Task description: Turn the lines below into a JSON list of strings, with one string per line and any blank lines left out.
--- start The data ---
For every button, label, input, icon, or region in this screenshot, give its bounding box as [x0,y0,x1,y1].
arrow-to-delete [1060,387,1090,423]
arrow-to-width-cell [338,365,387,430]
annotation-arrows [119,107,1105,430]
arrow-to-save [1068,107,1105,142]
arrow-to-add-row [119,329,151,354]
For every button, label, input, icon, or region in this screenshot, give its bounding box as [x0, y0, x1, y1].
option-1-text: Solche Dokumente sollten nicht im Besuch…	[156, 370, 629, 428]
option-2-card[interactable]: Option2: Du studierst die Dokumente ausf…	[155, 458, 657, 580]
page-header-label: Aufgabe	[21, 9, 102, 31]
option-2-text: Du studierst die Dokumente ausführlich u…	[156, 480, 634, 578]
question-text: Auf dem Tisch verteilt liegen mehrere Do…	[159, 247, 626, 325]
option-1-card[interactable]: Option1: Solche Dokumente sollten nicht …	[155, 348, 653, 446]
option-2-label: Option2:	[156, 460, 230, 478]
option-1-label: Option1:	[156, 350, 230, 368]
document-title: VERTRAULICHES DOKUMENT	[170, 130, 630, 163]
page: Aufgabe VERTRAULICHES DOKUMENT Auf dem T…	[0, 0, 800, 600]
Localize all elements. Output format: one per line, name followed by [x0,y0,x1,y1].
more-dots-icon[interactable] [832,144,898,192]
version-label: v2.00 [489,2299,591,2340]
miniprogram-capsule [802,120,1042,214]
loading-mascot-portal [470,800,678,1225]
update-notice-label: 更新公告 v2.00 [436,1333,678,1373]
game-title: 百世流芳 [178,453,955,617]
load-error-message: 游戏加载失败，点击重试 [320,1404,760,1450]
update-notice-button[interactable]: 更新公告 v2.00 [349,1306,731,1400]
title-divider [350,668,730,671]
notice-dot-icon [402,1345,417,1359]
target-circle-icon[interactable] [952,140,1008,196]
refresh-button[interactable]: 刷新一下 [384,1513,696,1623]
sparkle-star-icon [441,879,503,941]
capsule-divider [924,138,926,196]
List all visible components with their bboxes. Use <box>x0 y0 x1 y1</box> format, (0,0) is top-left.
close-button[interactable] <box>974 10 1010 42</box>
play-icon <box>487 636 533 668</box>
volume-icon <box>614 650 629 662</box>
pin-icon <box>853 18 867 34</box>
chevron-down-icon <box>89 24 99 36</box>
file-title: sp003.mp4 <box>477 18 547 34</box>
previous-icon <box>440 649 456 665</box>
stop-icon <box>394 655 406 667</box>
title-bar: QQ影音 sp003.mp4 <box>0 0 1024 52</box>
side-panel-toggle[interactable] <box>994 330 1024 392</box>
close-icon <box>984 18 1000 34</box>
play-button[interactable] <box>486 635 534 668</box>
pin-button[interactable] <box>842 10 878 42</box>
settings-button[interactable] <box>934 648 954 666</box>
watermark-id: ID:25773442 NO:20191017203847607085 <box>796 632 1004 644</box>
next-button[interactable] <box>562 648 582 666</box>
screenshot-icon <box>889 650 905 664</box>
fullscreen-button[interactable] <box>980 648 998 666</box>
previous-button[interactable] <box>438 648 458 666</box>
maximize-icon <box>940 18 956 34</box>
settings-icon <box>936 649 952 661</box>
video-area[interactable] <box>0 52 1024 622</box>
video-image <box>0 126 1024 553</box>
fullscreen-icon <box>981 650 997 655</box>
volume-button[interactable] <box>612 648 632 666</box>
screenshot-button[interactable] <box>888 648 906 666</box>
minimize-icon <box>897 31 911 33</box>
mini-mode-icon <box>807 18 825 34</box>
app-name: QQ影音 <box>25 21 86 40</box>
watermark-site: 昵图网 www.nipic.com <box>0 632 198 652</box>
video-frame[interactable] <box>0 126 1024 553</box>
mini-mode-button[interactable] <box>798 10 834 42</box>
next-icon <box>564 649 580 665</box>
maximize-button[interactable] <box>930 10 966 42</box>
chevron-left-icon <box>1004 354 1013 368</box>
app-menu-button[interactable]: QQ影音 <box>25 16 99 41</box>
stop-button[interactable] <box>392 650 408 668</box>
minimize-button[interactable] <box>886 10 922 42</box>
--- end The data ---
Final result:
[
  "For every button, label, input, icon, or region in this screenshot, give its bounding box as [x0,y0,x1,y1].",
  "arrow-to-delete [1060,387,1090,423]",
  "arrow-to-width-cell [338,365,387,430]",
  "annotation-arrows [119,107,1105,430]",
  "arrow-to-save [1068,107,1105,142]",
  "arrow-to-add-row [119,329,151,354]",
  "For every button, label, input, icon, or region in this screenshot, give its bounding box as [x0, y0, x1, y1].",
  "option-1-text: Solche Dokumente sollten nicht im Besuch…\t[156, 370, 629, 428]",
  "option-2-card[interactable]: Option2: Du studierst die Dokumente ausf…\t[155, 458, 657, 580]",
  "page-header-label: Aufgabe\t[21, 9, 102, 31]",
  "option-2-text: Du studierst die Dokumente ausführlich u…\t[156, 480, 634, 578]",
  "question-text: Auf dem Tisch verteilt liegen mehrere Do…\t[159, 247, 626, 325]",
  "option-1-card[interactable]: Option1: Solche Dokumente sollten nicht …\t[155, 348, 653, 446]",
  "option-2-label: Option2:\t[156, 460, 230, 478]",
  "option-1-label: Option1:\t[156, 350, 230, 368]",
  "document-title: VERTRAULICHES DOKUMENT\t[170, 130, 630, 163]",
  "page: Aufgabe VERTRAULICHES DOKUMENT Auf dem T…\t[0, 0, 800, 600]",
  "Localize all elements. Output format: one per line, name followed by [x0,y0,x1,y1].",
  "more-dots-icon[interactable] [832,144,898,192]",
  "version-label: v2.00 [489,2299,591,2340]",
  "miniprogram-capsule [802,120,1042,214]",
  "loading-mascot-portal [470,800,678,1225]",
  "update-notice-label: 更新公告 v2.00 [436,1333,678,1373]",
  "game-title: 百世流芳 [178,453,955,617]",
  "load-error-message: 游戏加载失败，点击重试 [320,1404,760,1450]",
  "update-notice-button[interactable]: 更新公告 v2.00 [349,1306,731,1400]",
  "title-divider [350,668,730,671]",
  "notice-dot-icon [402,1345,417,1359]",
  "target-circle-icon[interactable] [952,140,1008,196]",
  "refresh-button[interactable]: 刷新一下 [384,1513,696,1623]",
  "sparkle-star-icon [441,879,503,941]",
  "capsule-divider [924,138,926,196]",
  "List all visible components with their bboxes. Use <box>x0 y0 x1 y1</box> format, (0,0) is top-left.",
  "close-button[interactable] <box>974 10 1010 42</box>",
  "play-icon <box>487 636 533 668</box>",
  "volume-icon <box>614 650 629 662</box>",
  "pin-icon <box>853 18 867 34</box>",
  "chevron-down-icon <box>89 24 99 36</box>",
  "file-title: sp003.mp4 <box>477 18 547 34</box>",
  "previous-icon <box>440 649 456 665</box>",
  "stop-icon <box>394 655 406 667</box>",
  "title-bar: QQ影音 sp003.mp4 <box>0 0 1024 52</box>",
  "side-panel-toggle[interactable] <box>994 330 1024 392</box>",
  "close-icon <box>984 18 1000 34</box>",
  "play-button[interactable] <box>486 635 534 668</box>",
  "pin-button[interactable] <box>842 10 878 42</box>",
  "settings-button[interactable] <box>934 648 954 666</box>",
  "watermark-id: ID:25773442 NO:20191017203847607085 <box>796 632 1004 644</box>",
  "next-button[interactable] <box>562 648 582 666</box>",
  "screenshot-icon <box>889 650 905 664</box>",
  "fullscreen-button[interactable] <box>980 648 998 666</box>",
  "previous-button[interactable] <box>438 648 458 666</box>",
  "maximize-icon <box>940 18 956 34</box>",
  "settings-icon <box>936 649 952 661</box>",
  "video-area[interactable] <box>0 52 1024 622</box>",
  "video-image <box>0 126 1024 553</box>",
  "fullscreen-icon <box>981 650 997 655</box>",
  "volume-button[interactable] <box>612 648 632 666</box>",
  "screenshot-button[interactable] <box>888 648 906 666</box>",
  "minimize-icon <box>897 31 911 33</box>",
  "mini-mode-icon <box>807 18 825 34</box>",
  "app-name: QQ影音 <box>25 21 86 40</box>",
  "watermark-site: 昵图网 www.nipic.com <box>0 632 198 652</box>",
  "video-frame[interactable] <box>0 126 1024 553</box>",
  "mini-mode-button[interactable] <box>798 10 834 42</box>",
  "next-icon <box>564 649 580 665</box>",
  "maximize-button[interactable] <box>930 10 966 42</box>",
  "chevron-left-icon <box>1004 354 1013 368</box>",
  "app-menu-button[interactable]: QQ影音 <box>25 16 99 41</box>",
  "stop-button[interactable] <box>392 650 408 668</box>",
  "minimize-button[interactable] <box>886 10 922 42</box>"
]